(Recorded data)
————————

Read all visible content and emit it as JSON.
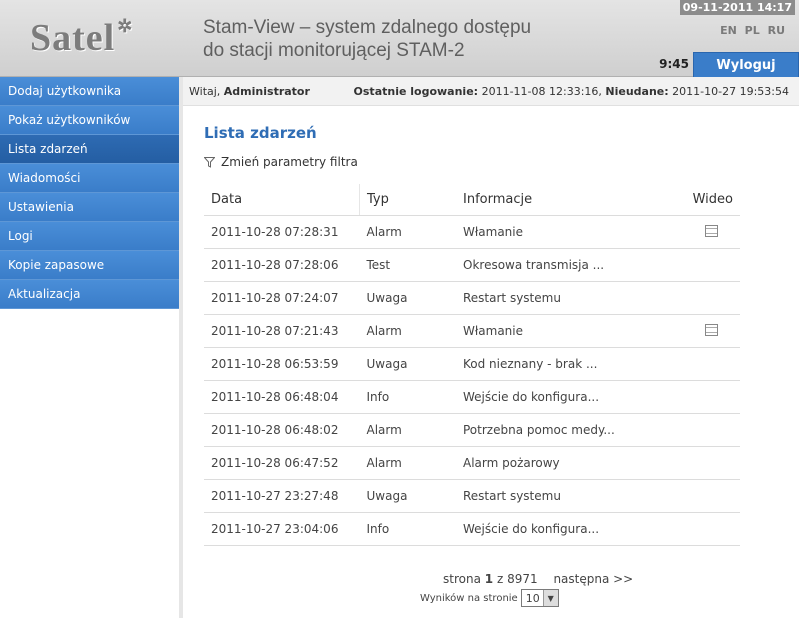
{
  "header": {
    "logo_text": "Satel",
    "title_line1": "Stam-View – system zdalnego dostępu",
    "title_line2": "do stacji monitorującej STAM-2",
    "datetime": "09-11-2011 14:17",
    "languages": [
      "EN",
      "PL",
      "RU"
    ],
    "clock": "9:45",
    "logout_label": "Wyloguj"
  },
  "sidebar": {
    "items": [
      {
        "label": "Dodaj użytkownika"
      },
      {
        "label": "Pokaż użytkowników"
      },
      {
        "label": "Lista zdarzeń"
      },
      {
        "label": "Wiadomości"
      },
      {
        "label": "Ustawienia"
      },
      {
        "label": "Logi"
      },
      {
        "label": "Kopie zapasowe"
      },
      {
        "label": "Aktualizacja"
      }
    ],
    "active_index": 2
  },
  "infobar": {
    "welcome_prefix": "Witaj, ",
    "user": "Administrator",
    "last_login_label": "Ostatnie logowanie:",
    "last_login_value": "2011-11-08 12:33:16,",
    "failed_label": "Nieudane:",
    "failed_value": "2011-10-27 19:53:54"
  },
  "main": {
    "title": "Lista zdarzeń",
    "filter_label": "Zmień parametry filtra",
    "columns": [
      "Data",
      "Typ",
      "Informacje",
      "Wideo"
    ],
    "rows": [
      {
        "date": "2011-10-28 07:28:31",
        "type": "Alarm",
        "info": "Włamanie",
        "video": true
      },
      {
        "date": "2011-10-28 07:28:06",
        "type": "Test",
        "info": "Okresowa transmisja ...",
        "video": false
      },
      {
        "date": "2011-10-28 07:24:07",
        "type": "Uwaga",
        "info": "Restart systemu",
        "video": false
      },
      {
        "date": "2011-10-28 07:21:43",
        "type": "Alarm",
        "info": "Włamanie",
        "video": true
      },
      {
        "date": "2011-10-28 06:53:59",
        "type": "Uwaga",
        "info": "Kod nieznany - brak ...",
        "video": false
      },
      {
        "date": "2011-10-28 06:48:04",
        "type": "Info",
        "info": "Wejście do konfigura...",
        "video": false
      },
      {
        "date": "2011-10-28 06:48:02",
        "type": "Alarm",
        "info": "Potrzebna pomoc medy...",
        "video": false
      },
      {
        "date": "2011-10-28 06:47:52",
        "type": "Alarm",
        "info": "Alarm pożarowy",
        "video": false
      },
      {
        "date": "2011-10-27 23:27:48",
        "type": "Uwaga",
        "info": "Restart systemu",
        "video": false
      },
      {
        "date": "2011-10-27 23:04:06",
        "type": "Info",
        "info": "Wejście do konfigura...",
        "video": false
      }
    ],
    "pager": {
      "prefix": "strona",
      "current": "1",
      "of": "z 8971",
      "next_label": "następna >>"
    },
    "per_page_label": "Wyników na stronie",
    "per_page_value": "10"
  },
  "colors": {
    "nav_bg": "#3a7dc9",
    "nav_active": "#245ea3",
    "title_blue": "#2f6db5"
  }
}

————————

• What is asked
Every record must be copied exactly, with images dropped from the result.

• Final result
Read all visible content and emit it as JSON.
{
  "header": {
    "logo_text": "Satel",
    "title_line1": "Stam-View – system zdalnego dostępu",
    "title_line2": "do stacji monitorującej STAM-2",
    "datetime": "09-11-2011 14:17",
    "languages": [
      "EN",
      "PL",
      "RU"
    ],
    "clock": "9:45",
    "logout_label": "Wyloguj"
  },
  "sidebar": {
    "items": [
      {
        "label": "Dodaj użytkownika"
      },
      {
        "label": "Pokaż użytkowników"
      },
      {
        "label": "Lista zdarzeń"
      },
      {
        "label": "Wiadomości"
      },
      {
        "label": "Ustawienia"
      },
      {
        "label": "Logi"
      },
      {
        "label": "Kopie zapasowe"
      },
      {
        "label": "Aktualizacja"
      }
    ],
    "active_index": 2
  },
  "infobar": {
    "welcome_prefix": "Witaj, ",
    "user": "Administrator",
    "last_login_label": "Ostatnie logowanie:",
    "last_login_value": "2011-11-08 12:33:16,",
    "failed_label": "Nieudane:",
    "failed_value": "2011-10-27 19:53:54"
  },
  "main": {
    "title": "Lista zdarzeń",
    "filter_label": "Zmień parametry filtra",
    "columns": [
      "Data",
      "Typ",
      "Informacje",
      "Wideo"
    ],
    "rows": [
      {
        "date": "2011-10-28 07:28:31",
        "type": "Alarm",
        "info": "Włamanie",
        "video": true
      },
      {
        "date": "2011-10-28 07:28:06",
        "type": "Test",
        "info": "Okresowa transmisja ...",
        "video": false
      },
      {
        "date": "2011-10-28 07:24:07",
        "type": "Uwaga",
        "info": "Restart systemu",
        "video": false
      },
      {
        "date": "2011-10-28 07:21:43",
        "type": "Alarm",
        "info": "Włamanie",
        "video": true
      },
      {
        "date": "2011-10-28 06:53:59",
        "type": "Uwaga",
        "info": "Kod nieznany - brak ...",
        "video": false
      },
      {
        "date": "2011-10-28 06:48:04",
        "type": "Info",
        "info": "Wejście do konfigura...",
        "video": false
      },
      {
        "date": "2011-10-28 06:48:02",
        "type": "Alarm",
        "info": "Potrzebna pomoc medy...",
        "video": false
      },
      {
        "date": "2011-10-28 06:47:52",
        "type": "Alarm",
        "info": "Alarm pożarowy",
        "video": false
      },
      {
        "date": "2011-10-27 23:27:48",
        "type": "Uwaga",
        "info": "Restart systemu",
        "video": false
      },
      {
        "date": "2011-10-27 23:04:06",
        "type": "Info",
        "info": "Wejście do konfigura...",
        "video": false
      }
    ],
    "pager": {
      "prefix": "strona",
      "current": "1",
      "of": "z 8971",
      "next_label": "następna >>"
    },
    "per_page_label": "Wyników na stronie",
    "per_page_value": "10"
  },
  "colors": {
    "nav_bg": "#3a7dc9",
    "nav_active": "#245ea3",
    "title_blue": "#2f6db5"
  }
}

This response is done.